Items listed in a dataset
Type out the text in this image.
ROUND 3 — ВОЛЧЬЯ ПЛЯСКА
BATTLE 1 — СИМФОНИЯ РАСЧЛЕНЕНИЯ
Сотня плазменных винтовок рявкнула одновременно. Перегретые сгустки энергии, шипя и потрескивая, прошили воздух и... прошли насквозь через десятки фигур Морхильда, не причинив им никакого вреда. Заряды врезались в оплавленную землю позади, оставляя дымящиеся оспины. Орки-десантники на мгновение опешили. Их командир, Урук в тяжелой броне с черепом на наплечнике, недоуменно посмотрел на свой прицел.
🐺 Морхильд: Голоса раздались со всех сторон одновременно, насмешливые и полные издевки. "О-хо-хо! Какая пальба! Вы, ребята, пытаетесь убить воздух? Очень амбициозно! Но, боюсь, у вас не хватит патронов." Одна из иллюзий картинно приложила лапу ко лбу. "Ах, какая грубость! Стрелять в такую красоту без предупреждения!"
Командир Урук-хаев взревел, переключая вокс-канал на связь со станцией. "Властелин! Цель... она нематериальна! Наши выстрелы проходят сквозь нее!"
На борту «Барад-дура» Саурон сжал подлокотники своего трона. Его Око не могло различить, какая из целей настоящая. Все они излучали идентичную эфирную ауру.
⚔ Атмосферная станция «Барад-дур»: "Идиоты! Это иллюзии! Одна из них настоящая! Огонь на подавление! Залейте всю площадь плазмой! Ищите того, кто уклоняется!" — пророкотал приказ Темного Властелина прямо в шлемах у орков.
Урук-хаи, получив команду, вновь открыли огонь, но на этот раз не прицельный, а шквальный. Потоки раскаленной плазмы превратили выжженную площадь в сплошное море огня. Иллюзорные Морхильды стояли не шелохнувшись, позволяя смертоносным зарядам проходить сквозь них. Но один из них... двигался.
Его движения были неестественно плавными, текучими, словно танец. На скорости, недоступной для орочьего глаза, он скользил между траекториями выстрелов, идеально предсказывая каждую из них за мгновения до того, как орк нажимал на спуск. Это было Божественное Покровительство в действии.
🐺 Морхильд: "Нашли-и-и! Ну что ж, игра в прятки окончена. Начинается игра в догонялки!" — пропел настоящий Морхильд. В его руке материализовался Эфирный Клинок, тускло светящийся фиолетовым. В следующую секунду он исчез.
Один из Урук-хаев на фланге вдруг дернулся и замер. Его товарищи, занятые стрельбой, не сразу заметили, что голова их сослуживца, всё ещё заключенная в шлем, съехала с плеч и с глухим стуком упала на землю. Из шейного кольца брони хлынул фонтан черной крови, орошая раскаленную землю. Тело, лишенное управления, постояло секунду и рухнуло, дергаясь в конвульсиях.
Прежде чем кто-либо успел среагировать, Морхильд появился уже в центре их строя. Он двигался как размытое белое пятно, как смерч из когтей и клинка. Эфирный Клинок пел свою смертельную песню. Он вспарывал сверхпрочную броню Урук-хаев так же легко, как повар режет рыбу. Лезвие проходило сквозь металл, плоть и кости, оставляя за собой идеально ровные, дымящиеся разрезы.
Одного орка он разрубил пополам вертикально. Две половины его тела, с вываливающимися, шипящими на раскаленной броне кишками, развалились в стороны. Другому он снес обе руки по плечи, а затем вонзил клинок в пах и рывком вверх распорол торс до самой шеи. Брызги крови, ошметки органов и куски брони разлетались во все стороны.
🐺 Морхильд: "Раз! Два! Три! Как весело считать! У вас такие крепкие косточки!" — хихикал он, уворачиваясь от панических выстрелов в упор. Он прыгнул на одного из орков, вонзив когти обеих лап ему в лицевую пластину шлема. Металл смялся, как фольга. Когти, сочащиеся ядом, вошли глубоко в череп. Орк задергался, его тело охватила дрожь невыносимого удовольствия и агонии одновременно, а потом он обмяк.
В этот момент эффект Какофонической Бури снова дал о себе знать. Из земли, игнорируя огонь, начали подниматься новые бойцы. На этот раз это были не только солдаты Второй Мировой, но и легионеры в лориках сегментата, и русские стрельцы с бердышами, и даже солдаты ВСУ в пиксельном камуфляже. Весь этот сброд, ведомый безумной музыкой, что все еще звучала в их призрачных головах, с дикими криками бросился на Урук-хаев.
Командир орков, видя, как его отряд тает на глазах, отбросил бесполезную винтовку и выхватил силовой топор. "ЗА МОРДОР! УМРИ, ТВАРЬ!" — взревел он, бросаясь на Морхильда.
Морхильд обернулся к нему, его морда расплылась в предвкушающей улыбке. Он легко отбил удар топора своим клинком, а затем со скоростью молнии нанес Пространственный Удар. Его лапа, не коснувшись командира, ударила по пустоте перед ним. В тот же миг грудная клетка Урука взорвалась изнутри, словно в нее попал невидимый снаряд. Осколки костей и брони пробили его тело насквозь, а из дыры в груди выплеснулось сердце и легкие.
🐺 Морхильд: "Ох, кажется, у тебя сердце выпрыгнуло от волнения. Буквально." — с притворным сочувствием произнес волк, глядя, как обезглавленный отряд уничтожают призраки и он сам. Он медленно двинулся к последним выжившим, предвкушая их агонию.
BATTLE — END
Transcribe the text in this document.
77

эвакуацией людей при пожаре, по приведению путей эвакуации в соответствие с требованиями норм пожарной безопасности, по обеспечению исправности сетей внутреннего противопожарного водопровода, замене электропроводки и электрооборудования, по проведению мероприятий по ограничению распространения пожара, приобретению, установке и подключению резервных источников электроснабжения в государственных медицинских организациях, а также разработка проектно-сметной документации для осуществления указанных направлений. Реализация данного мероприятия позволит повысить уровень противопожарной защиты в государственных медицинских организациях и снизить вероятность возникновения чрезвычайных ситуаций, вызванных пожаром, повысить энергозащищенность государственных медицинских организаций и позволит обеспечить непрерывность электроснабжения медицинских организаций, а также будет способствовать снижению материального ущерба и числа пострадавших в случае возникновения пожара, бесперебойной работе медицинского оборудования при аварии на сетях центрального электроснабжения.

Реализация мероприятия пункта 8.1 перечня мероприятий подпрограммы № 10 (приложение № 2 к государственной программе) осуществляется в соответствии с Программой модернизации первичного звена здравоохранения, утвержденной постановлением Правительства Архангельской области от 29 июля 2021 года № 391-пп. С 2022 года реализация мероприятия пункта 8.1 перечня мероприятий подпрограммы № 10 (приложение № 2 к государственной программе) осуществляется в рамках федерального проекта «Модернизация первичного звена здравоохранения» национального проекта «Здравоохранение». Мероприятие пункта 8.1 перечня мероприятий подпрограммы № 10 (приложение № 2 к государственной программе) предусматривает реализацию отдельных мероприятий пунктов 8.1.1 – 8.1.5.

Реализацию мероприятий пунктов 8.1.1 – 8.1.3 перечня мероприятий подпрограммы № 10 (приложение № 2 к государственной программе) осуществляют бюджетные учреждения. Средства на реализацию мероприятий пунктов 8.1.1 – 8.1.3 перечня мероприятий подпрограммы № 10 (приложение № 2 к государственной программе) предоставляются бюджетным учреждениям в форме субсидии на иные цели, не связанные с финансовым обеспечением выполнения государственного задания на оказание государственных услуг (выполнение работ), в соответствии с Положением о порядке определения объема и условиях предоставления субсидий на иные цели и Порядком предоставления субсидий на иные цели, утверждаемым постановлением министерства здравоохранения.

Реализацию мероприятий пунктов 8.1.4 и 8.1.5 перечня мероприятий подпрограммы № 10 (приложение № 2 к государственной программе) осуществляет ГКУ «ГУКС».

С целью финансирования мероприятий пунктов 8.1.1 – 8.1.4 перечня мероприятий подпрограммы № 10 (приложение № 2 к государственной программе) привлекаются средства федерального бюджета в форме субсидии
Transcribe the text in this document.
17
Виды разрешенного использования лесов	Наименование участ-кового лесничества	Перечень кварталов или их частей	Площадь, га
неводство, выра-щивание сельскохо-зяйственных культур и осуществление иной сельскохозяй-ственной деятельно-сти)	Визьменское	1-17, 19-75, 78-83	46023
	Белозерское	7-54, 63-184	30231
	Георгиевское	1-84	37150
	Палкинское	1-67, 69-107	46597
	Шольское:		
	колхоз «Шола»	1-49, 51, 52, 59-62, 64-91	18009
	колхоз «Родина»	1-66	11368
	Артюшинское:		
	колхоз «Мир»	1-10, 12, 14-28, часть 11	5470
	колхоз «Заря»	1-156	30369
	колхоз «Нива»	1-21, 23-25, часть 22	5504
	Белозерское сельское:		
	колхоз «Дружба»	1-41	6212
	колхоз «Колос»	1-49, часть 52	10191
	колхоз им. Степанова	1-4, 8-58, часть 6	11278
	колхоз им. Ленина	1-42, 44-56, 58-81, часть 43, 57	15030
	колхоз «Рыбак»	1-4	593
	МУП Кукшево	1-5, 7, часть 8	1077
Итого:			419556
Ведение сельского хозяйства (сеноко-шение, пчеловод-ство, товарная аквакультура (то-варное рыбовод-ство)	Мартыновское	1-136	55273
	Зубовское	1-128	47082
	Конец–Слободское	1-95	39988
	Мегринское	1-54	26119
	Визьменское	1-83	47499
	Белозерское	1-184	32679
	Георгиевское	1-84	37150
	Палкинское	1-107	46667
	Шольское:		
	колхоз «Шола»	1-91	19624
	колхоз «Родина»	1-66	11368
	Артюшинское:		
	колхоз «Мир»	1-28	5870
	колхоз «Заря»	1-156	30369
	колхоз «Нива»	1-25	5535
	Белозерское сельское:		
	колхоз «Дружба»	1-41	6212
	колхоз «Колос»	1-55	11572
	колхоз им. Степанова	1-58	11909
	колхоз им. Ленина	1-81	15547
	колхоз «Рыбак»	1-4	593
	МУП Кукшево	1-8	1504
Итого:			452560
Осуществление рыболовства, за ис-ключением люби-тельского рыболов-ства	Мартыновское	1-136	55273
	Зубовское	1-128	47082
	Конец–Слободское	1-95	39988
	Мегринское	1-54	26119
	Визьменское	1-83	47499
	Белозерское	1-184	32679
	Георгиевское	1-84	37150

OBJECTIVE
Reproduce each line from the records that contains the word "взревел".

SOLUTION
Командир Урук-хаев взревел, переключая вокс-канал на связь со станцией. "Властелин! Цель... она нематериальна! Наши выстрелы проходят сквозь нее!"
Командир орков, видя, как его отряд тает на глазах, отбросил бесполезную винтовку и выхватил силовой топор. "ЗА МОРДОР! УМРИ, ТВАРЬ!" — взревел он, бросаясь на Морхильда.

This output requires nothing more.